以下の項目のうち、「table-row — [0, 501, 681, 521]」を含む行から「cell-species: Meira nashicola」を含む行までを、両端の行も含めて一字一句変えずに書き写しなさい。

**所与の項目**
--- --- ---

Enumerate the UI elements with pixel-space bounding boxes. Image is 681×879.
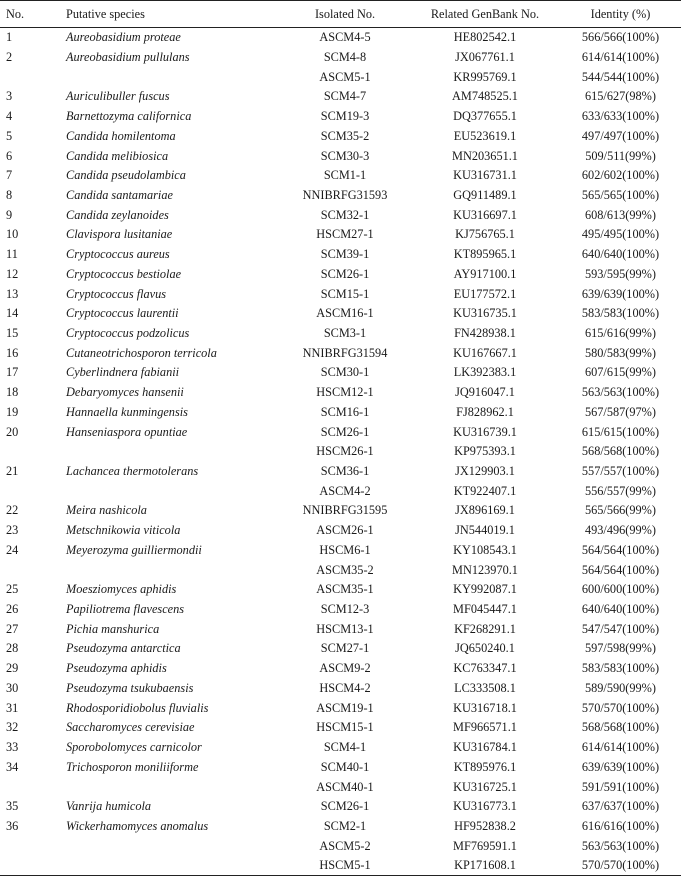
table-row — [0, 501, 681, 521]
cell-isolated-no: SCM16-1 — [320, 404, 370, 419]
cell-species: Lachancea thermotolerans — [66, 464, 199, 479]
table-header — [0, 1, 681, 28]
cell-isolated-no: SCM4-1 — [323, 740, 367, 755]
table-row — [0, 580, 681, 600]
cell-species: Barnettozyma californica — [66, 109, 192, 124]
cell-isolated-no: SCM36-1 — [320, 464, 370, 479]
cell-species: Hannaella kunmingensis — [66, 404, 188, 419]
cell-no: 34 — [6, 759, 19, 774]
table-row — [0, 363, 681, 383]
cell-isolated-no: SCM26-1 — [320, 424, 370, 439]
cell-genbank-no: JQ650240.1 — [455, 641, 515, 656]
cell-identity: 639/639(100%) — [581, 759, 660, 774]
cell-isolated-no: ASCM9-2 — [319, 661, 371, 676]
cell-species: Cryptococcus bestiolae — [66, 266, 182, 281]
cell-isolated-no: HSCM4-2 — [319, 680, 371, 695]
cell-no — [0, 777, 66, 797]
cell-no: 8 — [6, 187, 13, 202]
cell-genbank-no: KU316773.1 — [453, 799, 517, 814]
cell-no — [0, 560, 66, 580]
cell-identity: 614/614(100%) — [581, 49, 660, 64]
cell-no: 36 — [6, 818, 19, 833]
cell-species: Candida zeylanoides — [66, 207, 169, 222]
header-no: No. — [0, 1, 66, 28]
cell-genbank-no: JQ916047.1 — [455, 385, 515, 400]
cell-no: 25 — [6, 582, 19, 597]
cell-genbank-no: JX067761.1 — [455, 49, 515, 64]
cell-no — [0, 836, 66, 856]
header-identity: Identity (%) — [560, 1, 681, 28]
table-row — [0, 737, 681, 757]
cell-no: 6 — [6, 148, 13, 163]
cell-species: Meira nashicola — [66, 503, 147, 518]
cell-identity: 580/583(99%) — [584, 345, 657, 360]
cell-species: Sporobolomyces carnicolor — [66, 740, 202, 755]
cell-identity: 615/616(99%) — [584, 325, 657, 340]
cell-genbank-no: KC763347.1 — [453, 661, 517, 676]
cell-isolated-no: ASCM19-1 — [316, 700, 374, 715]
cell-isolated-no: SCM12-3 — [320, 602, 370, 617]
table-row — [0, 244, 681, 264]
table-row — [0, 659, 681, 679]
cell-isolated-no: SCM26-1 — [320, 799, 370, 814]
cell-isolated-no: SCM39-1 — [320, 247, 370, 262]
cell-genbank-no: KU316731.1 — [453, 168, 517, 183]
cell-genbank-no: KU316725.1 — [453, 779, 517, 794]
table-row — [0, 599, 681, 619]
cell-isolated-no: NNIBRFG31595 — [302, 503, 388, 518]
cell-identity: 565/566(99%) — [584, 503, 657, 518]
table-row — [0, 304, 681, 324]
cell-identity: 493/496(99%) — [584, 523, 657, 538]
cell-genbank-no: KT895976.1 — [453, 759, 517, 774]
cell-no: 16 — [6, 345, 19, 360]
cell-species: Pseudozyma tsukubaensis — [66, 680, 194, 695]
header-related-genbank-no: Related GenBank No. — [410, 1, 560, 28]
cell-genbank-no: MF045447.1 — [453, 602, 517, 617]
cell-identity: 593/595(99%) — [584, 266, 657, 281]
cell-genbank-no: KP171608.1 — [410, 856, 560, 876]
cell-genbank-no: LK392383.1 — [453, 365, 517, 380]
cell-species — [66, 836, 280, 856]
cell-isolated-no: ASCM35-1 — [316, 582, 374, 597]
cell-species: Rhodosporidiobolus fluvialis — [66, 700, 209, 715]
cell-isolated-no: SCM1-1 — [323, 168, 367, 183]
cell-isolated-no: HSCM5-1 — [280, 856, 410, 876]
cell-species: Cryptococcus flavus — [66, 286, 167, 301]
cell-isolated-no: SCM30-3 — [320, 148, 370, 163]
cell-isolated-no: ASCM5-1 — [319, 69, 371, 84]
cell-species: Cyberlindnera fabianii — [66, 365, 180, 380]
table-body — [0, 28, 681, 876]
cell-identity: 614/614(100%) — [581, 740, 660, 755]
cell-isolated-no: HSCM27-1 — [316, 227, 374, 242]
table-row — [0, 639, 681, 659]
cell-genbank-no: KR995769.1 — [453, 69, 517, 84]
cell-genbank-no: FN428938.1 — [454, 325, 516, 340]
cell-no: 30 — [6, 680, 19, 695]
cell-species: Auriculibuller fuscus — [66, 89, 170, 104]
header-putative-species: Putative species — [66, 1, 280, 28]
cell-identity: 509/511(99%) — [585, 148, 656, 163]
cell-genbank-no: KY108543.1 — [453, 542, 517, 557]
cell-no: 5 — [6, 128, 13, 143]
table-row — [0, 856, 681, 876]
cell-identity: 556/557(99%) — [584, 483, 657, 498]
cell-species — [66, 856, 280, 876]
cell-species: Cryptococcus laurentii — [66, 306, 179, 321]
cell-identity: 602/602(100%) — [581, 168, 660, 183]
cell-species: Aureobasidium proteae — [66, 30, 181, 45]
cell-no: 29 — [6, 661, 19, 676]
cell-identity: 567/587(97%) — [584, 404, 657, 419]
cell-genbank-no: EU523619.1 — [453, 128, 517, 143]
cell-genbank-no: DQ377655.1 — [453, 109, 517, 124]
cell-genbank-no: MF966571.1 — [453, 720, 517, 735]
cell-identity: 564/564(100%) — [581, 542, 660, 557]
cell-no: 3 — [6, 89, 13, 104]
cell-species: Clavispora lusitaniae — [66, 227, 173, 242]
cell-identity: 564/564(100%) — [581, 562, 660, 577]
cell-species: Moesziomyces aphidis — [66, 582, 177, 597]
cell-identity: 633/633(100%) — [581, 109, 660, 124]
cell-identity: 568/568(100%) — [581, 720, 660, 735]
cell-no — [0, 856, 66, 876]
cell-isolated-no: SCM35-2 — [320, 128, 370, 143]
cell-identity: 565/565(100%) — [581, 187, 660, 202]
cell-no: 20 — [6, 424, 19, 439]
cell-isolated-no: HSCM26-1 — [316, 444, 374, 459]
cell-genbank-no: JX896169.1 — [455, 503, 515, 518]
table-row — [0, 777, 681, 797]
cell-species: Candida pseudolambica — [66, 168, 186, 183]
table-row — [0, 520, 681, 540]
cell-isolated-no: SCM40-1 — [320, 759, 370, 774]
table-row — [0, 461, 681, 481]
cell-species: Pseudozyma antarctica — [66, 641, 181, 656]
table-row — [0, 560, 681, 580]
table-row — [0, 442, 681, 462]
cell-identity: 615/615(100%) — [581, 424, 660, 439]
table-row — [0, 698, 681, 718]
cell-no: 27 — [6, 621, 19, 636]
cell-identity: 563/563(100%) — [581, 838, 660, 853]
cell-no — [0, 442, 66, 462]
table-row — [0, 166, 681, 186]
cell-identity: 547/547(100%) — [581, 621, 660, 636]
table-row — [0, 106, 681, 126]
cell-no: 18 — [6, 385, 19, 400]
cell-identity: 544/544(100%) — [581, 69, 660, 84]
cell-isolated-no: ASCM40-1 — [316, 779, 374, 794]
table-row — [0, 481, 681, 501]
cell-no: 22 — [6, 503, 19, 518]
table-row — [0, 126, 681, 146]
cell-no: 33 — [6, 740, 19, 755]
table-row — [0, 67, 681, 87]
cell-no: 35 — [6, 799, 19, 814]
cell-isolated-no: HSCM13-1 — [316, 621, 374, 636]
cell-species: Papiliotrema flavescens — [66, 602, 185, 617]
cell-isolated-no: SCM26-1 — [320, 266, 370, 281]
cell-species: Candida homilentoma — [66, 128, 176, 143]
table-row — [0, 146, 681, 166]
cell-isolated-no: SCM19-3 — [320, 109, 370, 124]
cell-identity: 616/616(100%) — [581, 818, 660, 833]
cell-no: 10 — [6, 227, 19, 242]
cell-isolated-no: NNIBRFG31593 — [302, 187, 388, 202]
cell-no: 7 — [6, 168, 13, 183]
cell-isolated-no: SCM32-1 — [320, 207, 370, 222]
cell-isolated-no: SCM4-7 — [323, 89, 367, 104]
cell-isolated-no: ASCM16-1 — [316, 306, 374, 321]
header-isolated-no: Isolated No. — [280, 1, 410, 28]
cell-no: 15 — [6, 325, 19, 340]
cell-no: 14 — [6, 306, 19, 321]
cell-species — [66, 560, 280, 580]
cell-no: 21 — [6, 464, 19, 479]
cell-species: Trichosporon moniliiforme — [66, 759, 199, 774]
table-row — [0, 797, 681, 817]
cell-genbank-no: KT895965.1 — [453, 247, 517, 262]
cell-genbank-no: EU177572.1 — [453, 286, 517, 301]
cell-no: 26 — [6, 602, 19, 617]
cell-identity: 583/583(100%) — [581, 661, 660, 676]
cell-isolated-no: SCM30-1 — [320, 365, 370, 380]
cell-no: 12 — [6, 266, 19, 281]
cell-genbank-no: FJ828962.1 — [456, 404, 514, 419]
table-row — [0, 836, 681, 856]
table-row — [0, 619, 681, 639]
cell-species: Aureobasidium pullulans — [66, 49, 190, 64]
cell-identity: 607/615(99%) — [584, 365, 657, 380]
table-row — [0, 816, 681, 836]
cell-species: Candida santamariae — [66, 187, 173, 202]
cell-identity: 557/557(100%) — [581, 464, 660, 479]
cell-genbank-no: HF952838.2 — [454, 818, 516, 833]
cell-no: 24 — [6, 542, 19, 557]
cell-species — [66, 442, 280, 462]
table-row — [0, 225, 681, 245]
cell-species: Hanseniaspora opuntiae — [66, 424, 188, 439]
cell-isolated-no: ASCM5-2 — [319, 838, 371, 853]
cell-species: Cutaneotrichosporon terricola — [66, 345, 217, 360]
table-row — [0, 422, 681, 442]
table-row — [0, 87, 681, 107]
table-row — [0, 757, 681, 777]
cell-no: 23 — [6, 523, 19, 538]
cell-genbank-no: KU316697.1 — [453, 207, 517, 222]
table-row — [0, 323, 681, 343]
cell-species: Metschnikowia viticola — [66, 523, 181, 538]
cell-no: 17 — [6, 365, 19, 380]
cell-species: Saccharomyces cerevisiae — [66, 720, 195, 735]
cell-no: 32 — [6, 720, 19, 735]
cell-species: Cryptococcus aureus — [66, 247, 170, 262]
cell-identity: 597/598(99%) — [584, 641, 657, 656]
cell-identity: 568/568(100%) — [581, 444, 660, 459]
cell-isolated-no: ASCM4-2 — [319, 483, 371, 498]
cell-no: 13 — [6, 286, 19, 301]
cell-isolated-no: SCM15-1 — [320, 286, 370, 301]
cell-no: 1 — [6, 30, 13, 45]
cell-genbank-no: KU316735.1 — [453, 306, 517, 321]
cell-identity: 570/570(100%) — [581, 700, 660, 715]
cell-genbank-no: KU167667.1 — [453, 345, 517, 360]
cell-species: Wickerhamomyces anomalus — [66, 818, 209, 833]
table-row — [0, 402, 681, 422]
cell-genbank-no: JX129903.1 — [455, 464, 515, 479]
table-row — [0, 205, 681, 225]
cell-genbank-no: KY992087.1 — [453, 582, 517, 597]
cell-isolated-no: HSCM15-1 — [316, 720, 374, 735]
cell-genbank-no: AY917100.1 — [453, 266, 517, 281]
cell-species: Candida melibiosica — [66, 148, 169, 163]
cell-genbank-no: KF268291.1 — [454, 621, 516, 636]
cell-identity: 640/640(100%) — [581, 247, 660, 262]
cell-isolated-no: SCM3-1 — [323, 325, 367, 340]
cell-isolated-no: ASCM26-1 — [316, 523, 374, 538]
cell-species: Pichia manshurica — [66, 621, 160, 636]
cell-identity: 600/600(100%) — [581, 582, 660, 597]
cell-isolated-no: SCM27-1 — [320, 641, 370, 656]
cell-no: 28 — [6, 641, 19, 656]
cell-genbank-no: KU316784.1 — [453, 740, 517, 755]
cell-isolated-no: HSCM6-1 — [319, 542, 371, 557]
cell-identity: 640/640(100%) — [581, 602, 660, 617]
cell-identity: 639/639(100%) — [581, 286, 660, 301]
table-row — [0, 47, 681, 67]
cell-identity: 570/570(100%) — [560, 856, 681, 876]
cell-no: 9 — [6, 207, 13, 222]
cell-genbank-no: KP975393.1 — [454, 444, 516, 459]
header-row — [0, 1, 681, 28]
cell-genbank-no: LC333508.1 — [454, 680, 516, 695]
cell-identity: 563/563(100%) — [581, 385, 660, 400]
cell-genbank-no: KJ756765.1 — [455, 227, 515, 242]
cell-no — [0, 67, 66, 87]
cell-genbank-no: HE802542.1 — [453, 30, 517, 45]
cell-species — [66, 777, 280, 797]
cell-genbank-no: AM748525.1 — [452, 89, 518, 104]
cell-no: 11 — [6, 247, 18, 262]
cell-species: Meyerozyma guilliermondii — [66, 542, 202, 557]
cell-isolated-no: NNIBRFG31594 — [302, 345, 388, 360]
table-row — [0, 382, 681, 402]
table-row — [0, 264, 681, 284]
cell-species — [66, 67, 280, 87]
cell-identity: 591/591(100%) — [581, 779, 660, 794]
cell-isolated-no: ASCM35-2 — [316, 562, 374, 577]
cell-genbank-no: KT922407.1 — [453, 483, 517, 498]
cell-genbank-no: MN123970.1 — [452, 562, 518, 577]
table-row — [0, 718, 681, 738]
cell-no: 4 — [6, 109, 13, 124]
cell-no: 19 — [6, 404, 19, 419]
cell-genbank-no: KU316718.1 — [453, 700, 517, 715]
cell-species: Cryptococcus podzolicus — [66, 325, 190, 340]
cell-species: Pseudozyma aphidis — [66, 661, 167, 676]
table-row — [0, 678, 681, 698]
cell-identity: 566/566(100%) — [581, 30, 660, 45]
table-row — [0, 343, 681, 363]
cell-identity: 583/583(100%) — [581, 306, 660, 321]
cell-genbank-no: MF769591.1 — [453, 838, 517, 853]
table-row — [0, 185, 681, 205]
cell-species: Debaryomyces hansenii — [66, 385, 184, 400]
cell-isolated-no: HSCM12-1 — [316, 385, 374, 400]
cell-no: 2 — [6, 49, 13, 64]
cell-isolated-no: SCM4-8 — [323, 49, 367, 64]
table-row — [0, 540, 681, 560]
cell-identity: 608/613(99%) — [584, 207, 657, 222]
cell-isolated-no: ASCM4-5 — [319, 30, 371, 45]
table-row — [0, 284, 681, 304]
cell-identity: 615/627(98%) — [584, 89, 657, 104]
cell-genbank-no: GQ911489.1 — [453, 187, 517, 202]
cell-genbank-no: MN203651.1 — [452, 148, 518, 163]
cell-identity: 497/497(100%) — [581, 128, 660, 143]
cell-isolated-no: SCM2-1 — [323, 818, 367, 833]
cell-identity: 589/590(99%) — [584, 680, 657, 695]
cell-species: Vanrija humicola — [66, 799, 152, 814]
cell-species — [66, 481, 280, 501]
cell-no — [0, 481, 66, 501]
cell-genbank-no: JN544019.1 — [455, 523, 515, 538]
cell-identity: 495/495(100%) — [581, 227, 660, 242]
cell-genbank-no: KU316739.1 — [453, 424, 517, 439]
table-row — [0, 28, 681, 48]
cell-identity: 637/637(100%) — [581, 799, 660, 814]
cell-no: 31 — [6, 700, 19, 715]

--- --- ---

**最終結果**
table-row — [0, 501, 681, 521]
cell-isolated-no: SCM16-1 — [320, 404, 370, 419]
cell-species: Lachancea thermotolerans — [66, 464, 199, 479]
table-header — [0, 1, 681, 28]
cell-isolated-no: SCM4-1 — [323, 740, 367, 755]
table-row — [0, 580, 681, 600]
cell-species: Barnettozyma californica — [66, 109, 192, 124]
cell-isolated-no: SCM36-1 — [320, 464, 370, 479]
cell-species: Hannaella kunmingensis — [66, 404, 188, 419]
cell-no: 34 — [6, 759, 19, 774]
table-row — [0, 363, 681, 383]
cell-isolated-no: SCM26-1 — [320, 424, 370, 439]
cell-genbank-no: JQ650240.1 — [455, 641, 515, 656]
cell-identity: 639/639(100%) — [581, 759, 660, 774]
cell-isolated-no: ASCM9-2 — [319, 661, 371, 676]
cell-species: Cryptococcus bestiolae — [66, 266, 182, 281]
cell-isolated-no: HSCM4-2 — [319, 680, 371, 695]
cell-no — [0, 777, 66, 797]
cell-no: 8 — [6, 187, 13, 202]
cell-genbank-no: KU316773.1 — [453, 799, 517, 814]
cell-no — [0, 560, 66, 580]
cell-identity: 614/614(100%) — [581, 49, 660, 64]
cell-no: 36 — [6, 818, 19, 833]
cell-species: Candida zeylanoides — [66, 207, 169, 222]
header-no: No. — [0, 1, 66, 28]
cell-genbank-no: JQ916047.1 — [455, 385, 515, 400]
cell-no: 25 — [6, 582, 19, 597]
cell-genbank-no: JX067761.1 — [455, 49, 515, 64]
cell-no — [0, 836, 66, 856]
header-identity: Identity (%) — [560, 1, 681, 28]
table-row — [0, 737, 681, 757]
cell-no: 6 — [6, 148, 13, 163]
cell-species: Meira nashicola — [66, 503, 147, 518]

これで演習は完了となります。